◆ **Problem description**
Your task is to locate every line holding the string "page" and to copy each of them.

◆ **Dataset records**
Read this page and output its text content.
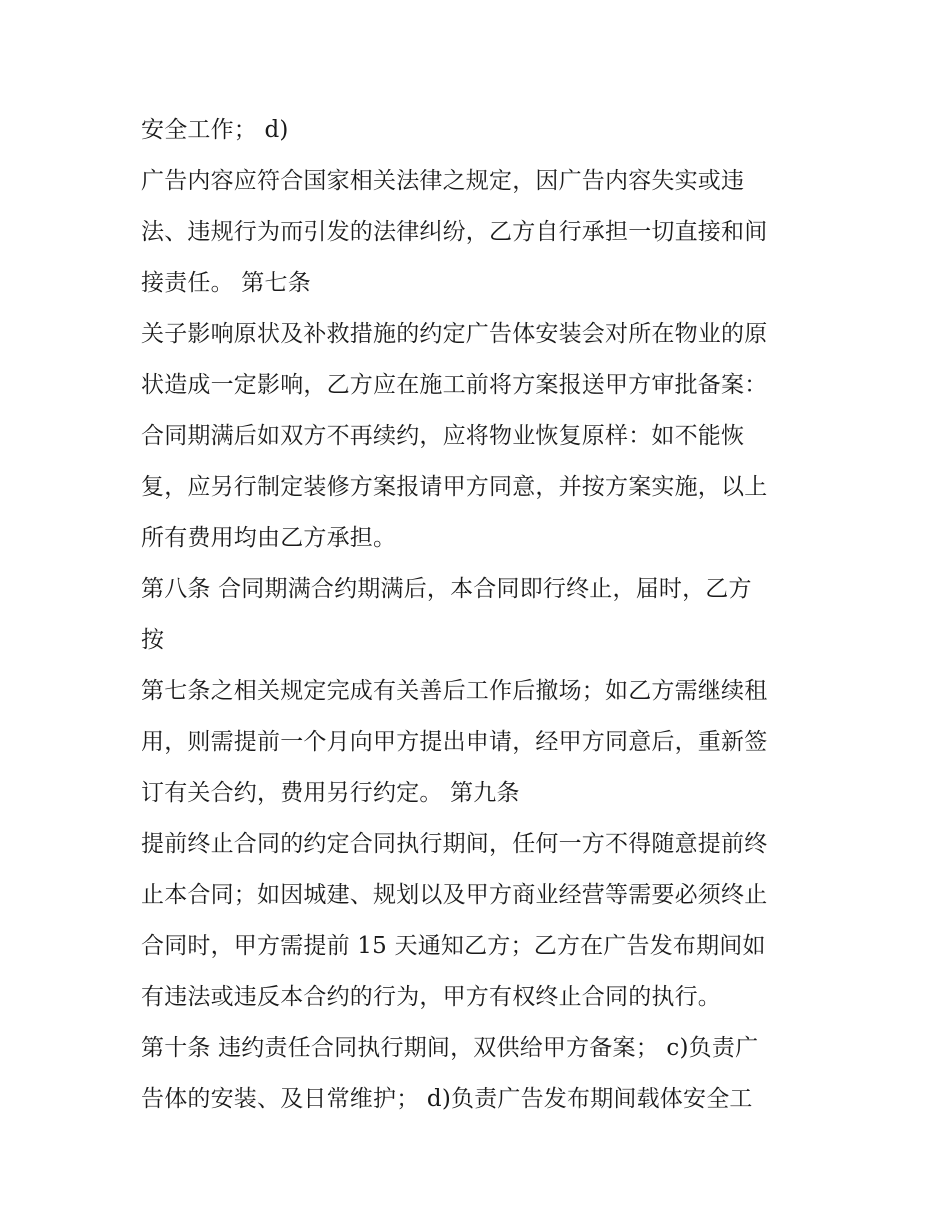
安全工作； d)
广告内容应符合国家相关法律之规定，因广告内容失实或违
法、违规行为而引发的法律纠纷，乙方自行承担一切直接和间
接责任。 第七条
关子影响原状及补救措施的约定广告体安装会对所在物业的原
状造成一定影响，乙方应在施工前将方案报送甲方审批备案：
合同期满后如双方不再续约，应将物业恢复原样：如不能恢
复，应另行制定装修方案报请甲方同意，并按方案实施，以上
所有费用均由乙方承担。
第八条 合同期满合约期满后，本合同即行终止，届时，乙方
按
第七条之相关规定完成有关善后工作后撤场；如乙方需继续租
用，则需提前一个月向甲方提出申请，经甲方同意后，重新签
订有关合约，费用另行约定。 第九条
提前终止合同的约定合同执行期间，任何一方不得随意提前终
止本合同；如因城建、规划以及甲方商业经营等需要必须终止
合同时，甲方需提前 15 天通知乙方；乙方在广告发布期间如
有违法或违反本合约的行为，甲方有权终止合同的执行。
第十条 违约责任合同执行期间，双供给甲方备案； c)负责广
告体的安装、及日常维护； d)负责广告发布期间载体安全工
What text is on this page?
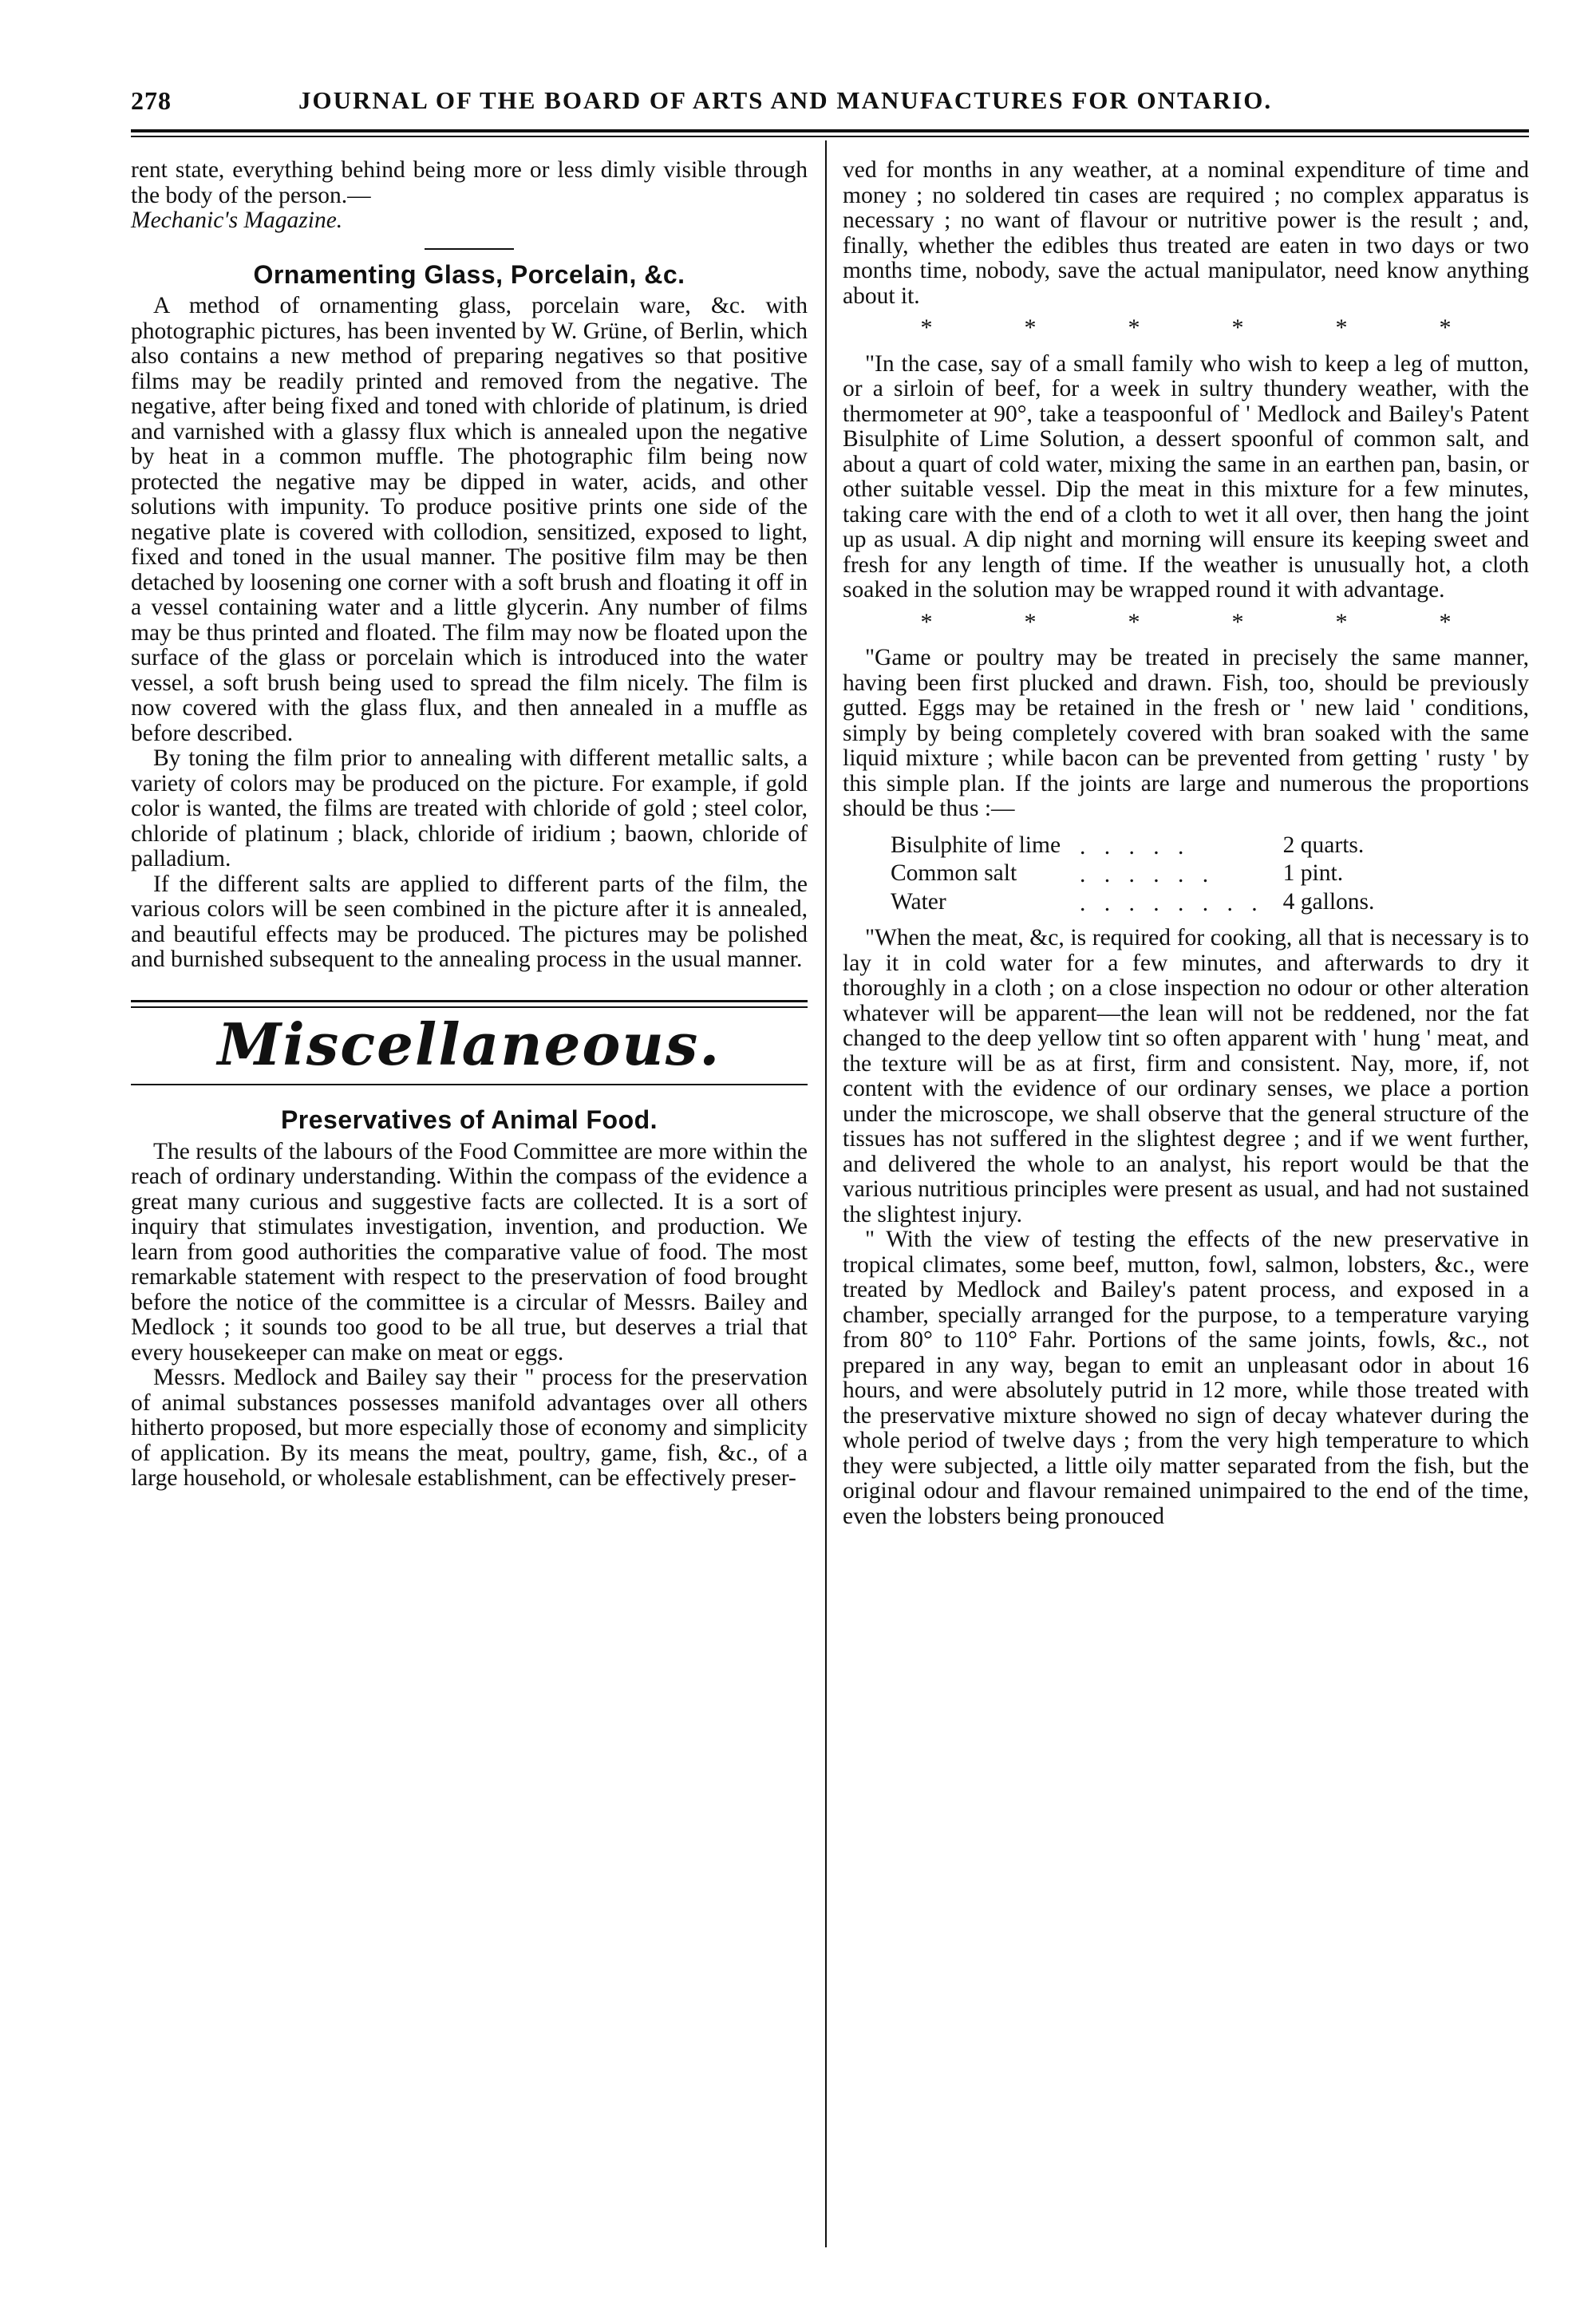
278	JOURNAL OF THE BOARD OF ARTS AND MANUFACTURES FOR ONTARIO.

rent state, everything behind being more or less dimly visible through the body of the person.—
Mechanic's Magazine.

Ornamenting Glass, Porcelain, &c.

A method of ornamenting glass, porcelain ware, &c. with photographic pictures, has been invented by W. Grüne, of Berlin, which also contains a new method of preparing negatives so that positive films may be readily printed and removed from the negative. The negative, after being fixed and toned with chloride of platinum, is dried and varnished with a glassy flux which is annealed upon the negative by heat in a common muffle. The photographic film being now protected the negative may be dipped in water, acids, and other solutions with impunity. To produce positive prints one side of the negative plate is covered with collodion, sensitized, exposed to light, fixed and toned in the usual manner. The positive film may be then detached by loosening one corner with a soft brush and floating it off in a vessel containing water and a little glycerin. Any number of films may be thus printed and floated. The film may now be floated upon the surface of the glass or porcelain which is introduced into the water vessel, a soft brush being used to spread the film nicely. The film is now covered with the glass flux, and then annealed in a muffle as before described.

By toning the film prior to annealing with different metallic salts, a variety of colors may be produced on the picture. For example, if gold color is wanted, the films are treated with chloride of gold ; steel color, chloride of platinum ; black, chloride of iridium ; baown, chloride of palladium.

If the different salts are applied to different parts of the film, the various colors will be seen combined in the picture after it is annealed, and beautiful effects may be produced. The pictures may be polished and burnished subsequent to the annealing process in the usual manner.

Miscellaneous.
Preservatives of Animal Food.

The results of the labours of the Food Committee are more within the reach of ordinary understanding. Within the compass of the evidence a great many curious and suggestive facts are collected. It is a sort of inquiry that stimulates investigation, invention, and production. We learn from good authorities the comparative value of food. The most remarkable statement with respect to the preservation of food brought before the notice of the committee is a circular of Messrs. Bailey and Medlock ; it sounds too good to be all true, but deserves a trial that every housekeeper can make on meat or eggs.

Messrs. Medlock and Bailey say their " process for the preservation of animal substances possesses manifold advantages over all others hitherto proposed, but more especially those of economy and simplicity of application. By its means the meat, poultry, game, fish, &c., of a large household, or wholesale establishment, can be effectively preser-

ved for months in any weather, at a nominal expenditure of time and money ; no soldered tin cases are required ; no complex apparatus is necessary ; no want of flavour or nutritive power is the result ; and, finally, whether the edibles thus treated are eaten in two days or two months time, nobody, save the actual manipulator, need know anything about it.

*	*	*	*	*	*

"In the case, say of a small family who wish to keep a leg of mutton, or a sirloin of beef, for a week in sultry thundery weather, with the thermometer at 90°, take a teaspoonful of ' Medlock and Bailey's Patent Bisulphite of Lime Solution, a dessert spoonful of common salt, and about a quart of cold water, mixing the same in an earthen pan, basin, or other suitable vessel. Dip the meat in this mixture for a few minutes, taking care with the end of a cloth to wet it all over, then hang the joint up as usual. A dip night and morning will ensure its keeping sweet and fresh for any length of time. If the weather is unusually hot, a cloth soaked in the solution may be wrapped round it with advantage.

*	*	*	*	*	*

"Game or poultry may be treated in precisely the same manner, having been first plucked and drawn. Fish, too, should be previously gutted. Eggs may be retained in the fresh or ' new laid ' conditions, simply by being completely covered with bran soaked with the same liquid mixture ; while bacon can be prevented from getting ' rusty ' by this simple plan. If the joints are large and numerous the proportions should be thus :—

Bisulphite of lime	. . . . .	2 quarts.
Common salt	. . . . . .	1 pint.
Water	. . . . . . . .	4 gallons.

"When the meat, &c, is required for cooking, all that is necessary is to lay it in cold water for a few minutes, and afterwards to dry it thoroughly in a cloth ; on a close inspection no odour or other alteration whatever will be apparent—the lean will not be reddened, nor the fat changed to the deep yellow tint so often apparent with ' hung ' meat, and the texture will be as at first, firm and consistent. Nay, more, if, not content with the evidence of our ordinary senses, we place a portion under the microscope, we shall observe that the general structure of the tissues has not suffered in the slightest degree ; and if we went further, and delivered the whole to an analyst, his report would be that the various nutritious principles were present as usual, and had not sustained the slightest injury.

" With the view of testing the effects of the new preservative in tropical climates, some beef, mutton, fowl, salmon, lobsters, &c., were treated by Medlock and Bailey's patent process, and exposed in a chamber, specially arranged for the purpose, to a temperature varying from 80° to 110° Fahr. Portions of the same joints, fowls, &c., not prepared in any way, began to emit an unpleasant odor in about 16 hours, and were absolutely putrid in 12 more, while those treated with the preservative mixture showed no sign of decay whatever during the whole period of twelve days ; from the very high temperature to which they were subjected, a little oily matter separated from the fish, but the original odour and flavour remained unimpaired to the end of the time, even the lobsters being pronouced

◆ **Complete answer**
Read this page and output its text content.
What text is on this page?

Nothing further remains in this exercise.